*Aim*
Retype each line of the material exactly, please, skipping any picture in it.

....

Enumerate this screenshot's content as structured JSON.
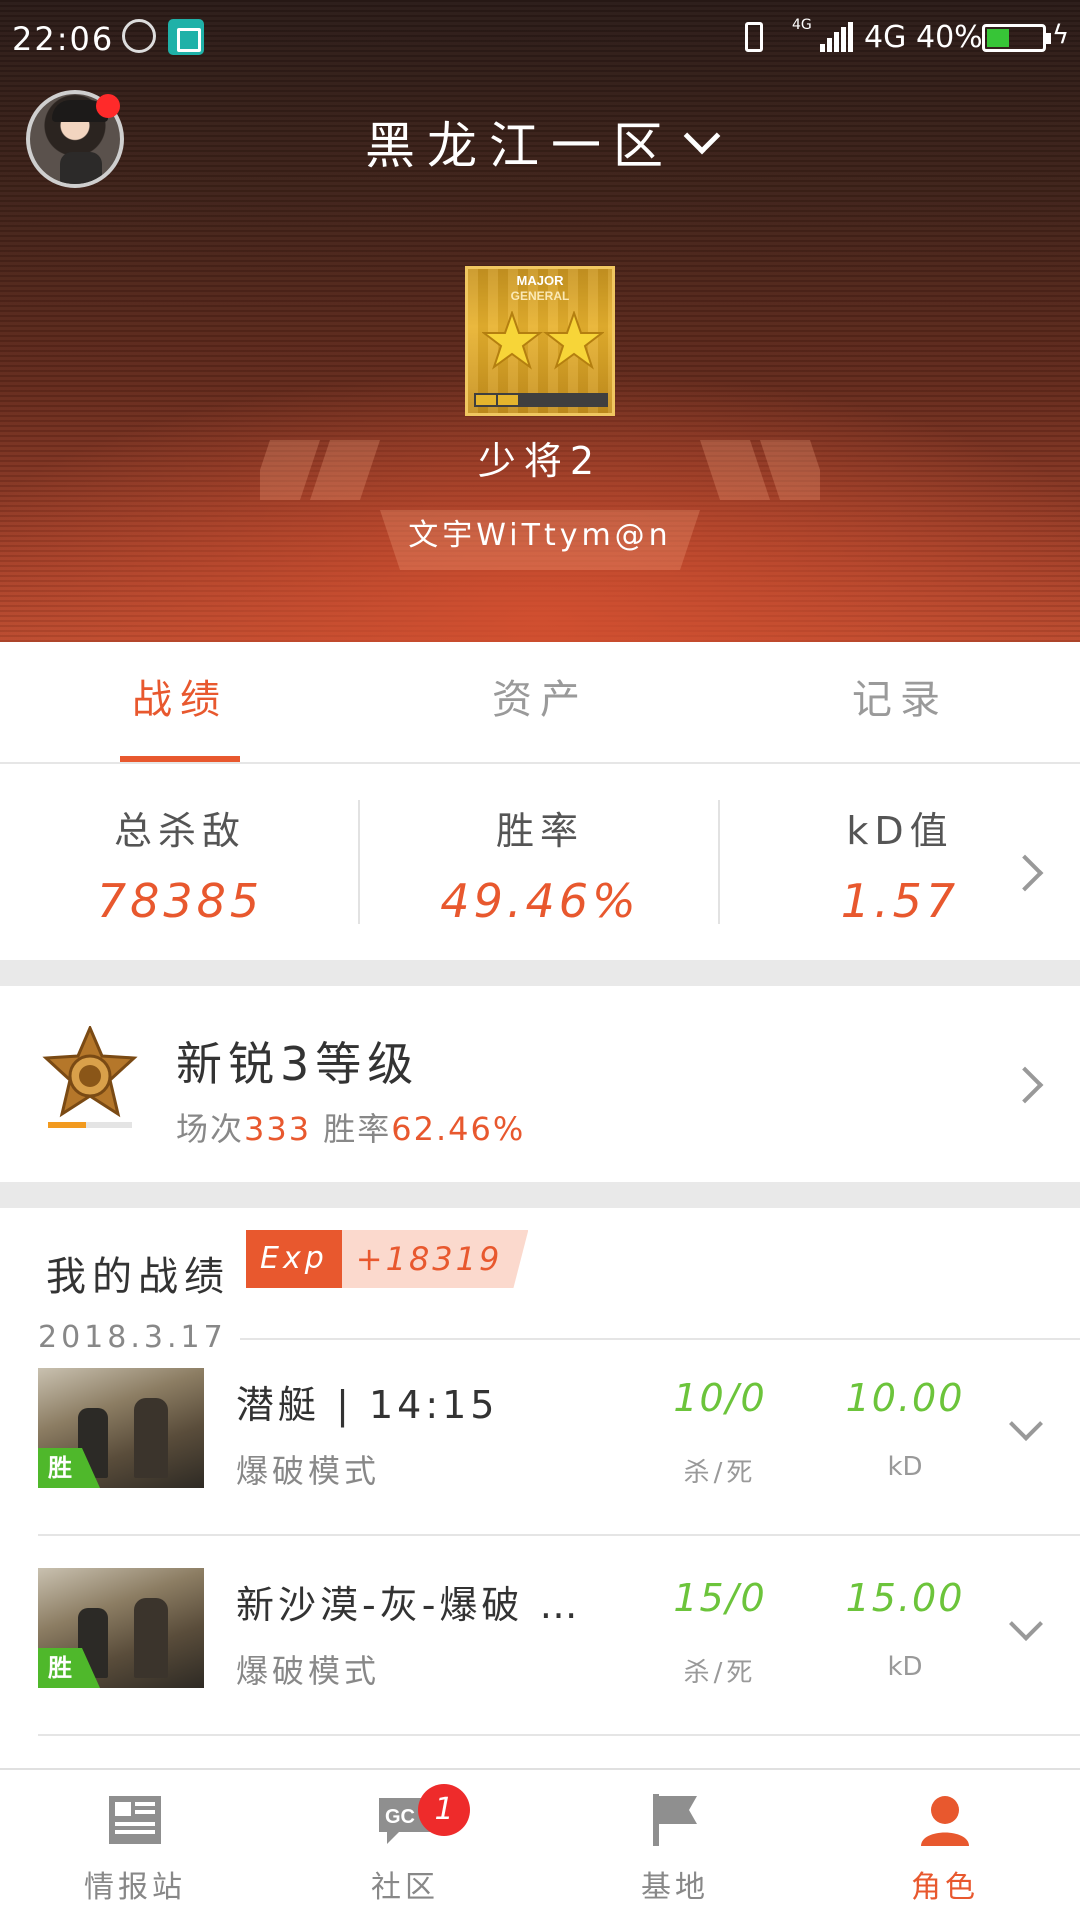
{
  "status_bar": {
    "time": "22:06",
    "network_small": "4G",
    "network": "4G",
    "battery_pct": "40%",
    "battery_level": 0.4
  },
  "header": {
    "server": "黑龙江一区",
    "rank_badge": {
      "line1": "MAJOR",
      "line2": "GENERAL",
      "stars": 2,
      "progress": 0.3
    },
    "rank_name": "少将2",
    "player_name": "文宇WiTtym@n",
    "avatar_notification": true
  },
  "tabs": [
    {
      "label": "战绩",
      "active": true
    },
    {
      "label": "资产",
      "active": false
    },
    {
      "label": "记录",
      "active": false
    }
  ],
  "stats": [
    {
      "label": "总杀敌",
      "value": "78385"
    },
    {
      "label": "胜率",
      "value": "49.46%"
    },
    {
      "label": "kD值",
      "value": "1.57"
    }
  ],
  "level": {
    "title": "新锐3等级",
    "sub_prefix": "场次",
    "matches": "333",
    "winrate_label": " 胜率",
    "winrate": "62.46%",
    "progress": 0.45
  },
  "records": {
    "title": "我的战绩",
    "exp_label": "Exp",
    "exp_value": "+18319",
    "date": "2018.3.17",
    "matches": [
      {
        "map": "潜艇 | 14:15",
        "mode": "爆破模式",
        "kd_count": "10/0",
        "kd_count_label": "杀/死",
        "kd_ratio": "10.00",
        "kd_ratio_label": "kD",
        "result": "胜"
      },
      {
        "map": "新沙漠-灰-爆破 …",
        "mode": "爆破模式",
        "kd_count": "15/0",
        "kd_count_label": "杀/死",
        "kd_ratio": "15.00",
        "kd_ratio_label": "kD",
        "result": "胜"
      }
    ]
  },
  "bottom_nav": [
    {
      "label": "情报站",
      "icon": "news-icon",
      "active": false
    },
    {
      "label": "社区",
      "icon": "community-chat-icon",
      "active": false,
      "badge": "1"
    },
    {
      "label": "基地",
      "icon": "flag-icon",
      "active": false
    },
    {
      "label": "角色",
      "icon": "profile-icon",
      "active": true
    }
  ],
  "colors": {
    "accent": "#e8582e",
    "win_green": "#6cc43b",
    "win_tag": "#4fb82b",
    "badge_red": "#ee2b2b"
  }
}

....

*Task solution*
Enumerate this screenshot's content as structured JSON.
{
  "status_bar": {
    "time": "22:06",
    "network_small": "4G",
    "network": "4G",
    "battery_pct": "40%",
    "battery_level": 0.4
  },
  "header": {
    "server": "黑龙江一区",
    "rank_badge": {
      "line1": "MAJOR",
      "line2": "GENERAL",
      "stars": 2,
      "progress": 0.3
    },
    "rank_name": "少将2",
    "player_name": "文宇WiTtym@n",
    "avatar_notification": true
  },
  "tabs": [
    {
      "label": "战绩",
      "active": true
    },
    {
      "label": "资产",
      "active": false
    },
    {
      "label": "记录",
      "active": false
    }
  ],
  "stats": [
    {
      "label": "总杀敌",
      "value": "78385"
    },
    {
      "label": "胜率",
      "value": "49.46%"
    },
    {
      "label": "kD值",
      "value": "1.57"
    }
  ],
  "level": {
    "title": "新锐3等级",
    "sub_prefix": "场次",
    "matches": "333",
    "winrate_label": " 胜率",
    "winrate": "62.46%",
    "progress": 0.45
  },
  "records": {
    "title": "我的战绩",
    "exp_label": "Exp",
    "exp_value": "+18319",
    "date": "2018.3.17",
    "matches": [
      {
        "map": "潜艇 | 14:15",
        "mode": "爆破模式",
        "kd_count": "10/0",
        "kd_count_label": "杀/死",
        "kd_ratio": "10.00",
        "kd_ratio_label": "kD",
        "result": "胜"
      },
      {
        "map": "新沙漠-灰-爆破 …",
        "mode": "爆破模式",
        "kd_count": "15/0",
        "kd_count_label": "杀/死",
        "kd_ratio": "15.00",
        "kd_ratio_label": "kD",
        "result": "胜"
      }
    ]
  },
  "bottom_nav": [
    {
      "label": "情报站",
      "icon": "news-icon",
      "active": false
    },
    {
      "label": "社区",
      "icon": "community-chat-icon",
      "active": false,
      "badge": "1"
    },
    {
      "label": "基地",
      "icon": "flag-icon",
      "active": false
    },
    {
      "label": "角色",
      "icon": "profile-icon",
      "active": true
    }
  ],
  "colors": {
    "accent": "#e8582e",
    "win_green": "#6cc43b",
    "win_tag": "#4fb82b",
    "badge_red": "#ee2b2b"
  }
}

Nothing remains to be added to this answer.